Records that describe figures
◆ ◆ ◆ ◆ ◆ ◆ ◆
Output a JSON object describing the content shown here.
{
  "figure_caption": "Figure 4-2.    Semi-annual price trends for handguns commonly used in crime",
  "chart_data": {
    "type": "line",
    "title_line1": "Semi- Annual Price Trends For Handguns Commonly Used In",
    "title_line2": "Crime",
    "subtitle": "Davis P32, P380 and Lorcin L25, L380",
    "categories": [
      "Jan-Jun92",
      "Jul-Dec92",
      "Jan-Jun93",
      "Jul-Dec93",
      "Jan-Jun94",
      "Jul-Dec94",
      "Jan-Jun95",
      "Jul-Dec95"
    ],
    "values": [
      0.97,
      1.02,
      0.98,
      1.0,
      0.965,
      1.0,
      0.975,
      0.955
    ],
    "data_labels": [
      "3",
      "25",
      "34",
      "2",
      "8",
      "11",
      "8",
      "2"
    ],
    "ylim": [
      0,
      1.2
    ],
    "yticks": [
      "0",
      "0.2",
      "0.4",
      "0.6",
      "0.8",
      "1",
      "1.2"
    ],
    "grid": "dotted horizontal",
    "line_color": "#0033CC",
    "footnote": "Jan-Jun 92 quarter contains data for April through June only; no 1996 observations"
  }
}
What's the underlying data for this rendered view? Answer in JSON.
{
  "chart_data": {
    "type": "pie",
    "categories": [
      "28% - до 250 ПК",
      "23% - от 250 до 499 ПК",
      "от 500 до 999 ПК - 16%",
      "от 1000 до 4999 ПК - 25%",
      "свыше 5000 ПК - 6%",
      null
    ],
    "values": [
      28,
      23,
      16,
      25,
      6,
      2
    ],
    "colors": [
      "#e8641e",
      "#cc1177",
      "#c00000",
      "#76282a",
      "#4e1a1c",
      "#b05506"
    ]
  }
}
◆ ◆ ◆ ◆ ◆ ◆ ◆
SET EXERCISE
In the listing above, find the line containing "What's the underlying" and please quote exactly that line through the last one, and no other lines.

EXPECTED ANSWER
What's the underlying data for this rendered view? Answer in JSON.
{
  "chart_data": {
    "type": "pie",
    "categories": [
      "28% - до 250 ПК",
      "23% - от 250 до 499 ПК",
      "от 500 до 999 ПК - 16%",
      "от 1000 до 4999 ПК - 25%",
      "свыше 5000 ПК - 6%",
      null
    ],
    "values": [
      28,
      23,
      16,
      25,
      6,
      2
    ],
    "colors": [
      "#e8641e",
      "#cc1177",
      "#c00000",
      "#76282a",
      "#4e1a1c",
      "#b05506"
    ]
  }
}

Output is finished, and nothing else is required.